* BEGIN Data for the task *

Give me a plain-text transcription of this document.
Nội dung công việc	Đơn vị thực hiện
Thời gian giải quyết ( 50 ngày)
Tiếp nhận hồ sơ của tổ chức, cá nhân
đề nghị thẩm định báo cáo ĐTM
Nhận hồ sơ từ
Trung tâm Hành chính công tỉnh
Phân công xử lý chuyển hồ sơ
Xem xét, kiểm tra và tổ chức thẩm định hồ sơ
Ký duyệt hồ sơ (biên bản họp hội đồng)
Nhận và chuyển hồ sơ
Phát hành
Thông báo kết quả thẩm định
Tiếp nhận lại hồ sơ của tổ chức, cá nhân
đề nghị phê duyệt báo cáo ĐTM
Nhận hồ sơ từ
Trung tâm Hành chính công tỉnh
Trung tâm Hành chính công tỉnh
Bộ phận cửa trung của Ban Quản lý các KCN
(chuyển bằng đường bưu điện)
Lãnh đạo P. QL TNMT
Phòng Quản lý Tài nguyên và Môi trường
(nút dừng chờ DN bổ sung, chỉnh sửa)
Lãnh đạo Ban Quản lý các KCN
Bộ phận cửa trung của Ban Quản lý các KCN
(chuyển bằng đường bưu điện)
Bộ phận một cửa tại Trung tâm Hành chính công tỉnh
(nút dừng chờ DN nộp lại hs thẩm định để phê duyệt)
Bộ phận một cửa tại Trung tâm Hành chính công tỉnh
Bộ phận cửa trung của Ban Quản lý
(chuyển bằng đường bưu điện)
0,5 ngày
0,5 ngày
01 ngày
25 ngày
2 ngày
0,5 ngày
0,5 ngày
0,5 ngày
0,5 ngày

* END Data for the task *
* BEGIN Data for the task *

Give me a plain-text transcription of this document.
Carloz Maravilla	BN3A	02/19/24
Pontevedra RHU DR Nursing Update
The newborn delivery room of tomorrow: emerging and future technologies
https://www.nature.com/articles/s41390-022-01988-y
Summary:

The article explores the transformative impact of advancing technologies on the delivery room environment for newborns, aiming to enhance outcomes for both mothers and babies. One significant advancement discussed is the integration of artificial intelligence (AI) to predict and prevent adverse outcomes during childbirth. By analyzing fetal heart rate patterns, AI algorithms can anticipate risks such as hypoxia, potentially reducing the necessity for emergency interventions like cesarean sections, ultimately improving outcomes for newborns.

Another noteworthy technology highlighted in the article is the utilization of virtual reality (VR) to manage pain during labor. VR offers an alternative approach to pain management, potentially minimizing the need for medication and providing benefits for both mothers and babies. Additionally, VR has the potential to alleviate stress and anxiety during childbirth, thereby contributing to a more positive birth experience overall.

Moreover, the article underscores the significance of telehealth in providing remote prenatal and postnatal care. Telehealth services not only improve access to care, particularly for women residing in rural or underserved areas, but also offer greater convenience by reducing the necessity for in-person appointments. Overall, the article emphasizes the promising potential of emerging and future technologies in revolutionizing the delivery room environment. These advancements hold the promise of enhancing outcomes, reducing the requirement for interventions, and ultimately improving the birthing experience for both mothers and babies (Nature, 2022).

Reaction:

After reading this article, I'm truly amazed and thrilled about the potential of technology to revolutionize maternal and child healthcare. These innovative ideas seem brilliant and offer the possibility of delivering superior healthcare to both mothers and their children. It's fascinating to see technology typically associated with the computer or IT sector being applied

* END Data for the task *

Exercise details>
Find each line with the string "duyệt" and copy it out.

Result of the task>
Ký duyệt hồ sơ (biên bản họp hội đồng)
đề nghị phê duyệt báo cáo ĐTM
(nút dừng chờ DN nộp lại hs thẩm định để phê duyệt)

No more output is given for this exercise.